To do:
Give the entries again exactly, every one of them.

——————

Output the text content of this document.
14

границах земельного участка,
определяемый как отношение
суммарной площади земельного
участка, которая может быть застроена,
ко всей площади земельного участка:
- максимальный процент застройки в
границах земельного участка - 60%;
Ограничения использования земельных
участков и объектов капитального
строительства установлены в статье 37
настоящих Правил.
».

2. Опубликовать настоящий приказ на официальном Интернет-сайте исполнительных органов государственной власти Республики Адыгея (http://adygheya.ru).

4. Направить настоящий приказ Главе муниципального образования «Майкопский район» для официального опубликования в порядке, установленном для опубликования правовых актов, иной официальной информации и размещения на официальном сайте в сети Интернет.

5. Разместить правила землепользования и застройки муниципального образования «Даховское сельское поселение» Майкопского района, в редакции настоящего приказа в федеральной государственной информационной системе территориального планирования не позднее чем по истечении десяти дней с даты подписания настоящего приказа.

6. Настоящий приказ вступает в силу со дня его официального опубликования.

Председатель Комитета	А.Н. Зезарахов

——————

Full solution:
Output the text content of this document.
14

границах земельного участка,
определяемый как отношение
суммарной площади земельного
участка, которая может быть застроена,
ко всей площади земельного участка:
- максимальный процент застройки в
границах земельного участка - 60%;
Ограничения использования земельных
участков и объектов капитального
строительства установлены в статье 37
настоящих Правил.
».

2. Опубликовать настоящий приказ на официальном Интернет-сайте исполнительных органов государственной власти Республики Адыгея (http://adygheya.ru).

4. Направить настоящий приказ Главе муниципального образования «Майкопский район» для официального опубликования в порядке, установленном для опубликования правовых актов, иной официальной информации и размещения на официальном сайте в сети Интернет.

5. Разместить правила землепользования и застройки муниципального образования «Даховское сельское поселение» Майкопского района, в редакции настоящего приказа в федеральной государственной информационной системе территориального планирования не позднее чем по истечении десяти дней с даты подписания настоящего приказа.

6. Настоящий приказ вступает в силу со дня его официального опубликования.

Председатель Комитета	А.Н. Зезарахов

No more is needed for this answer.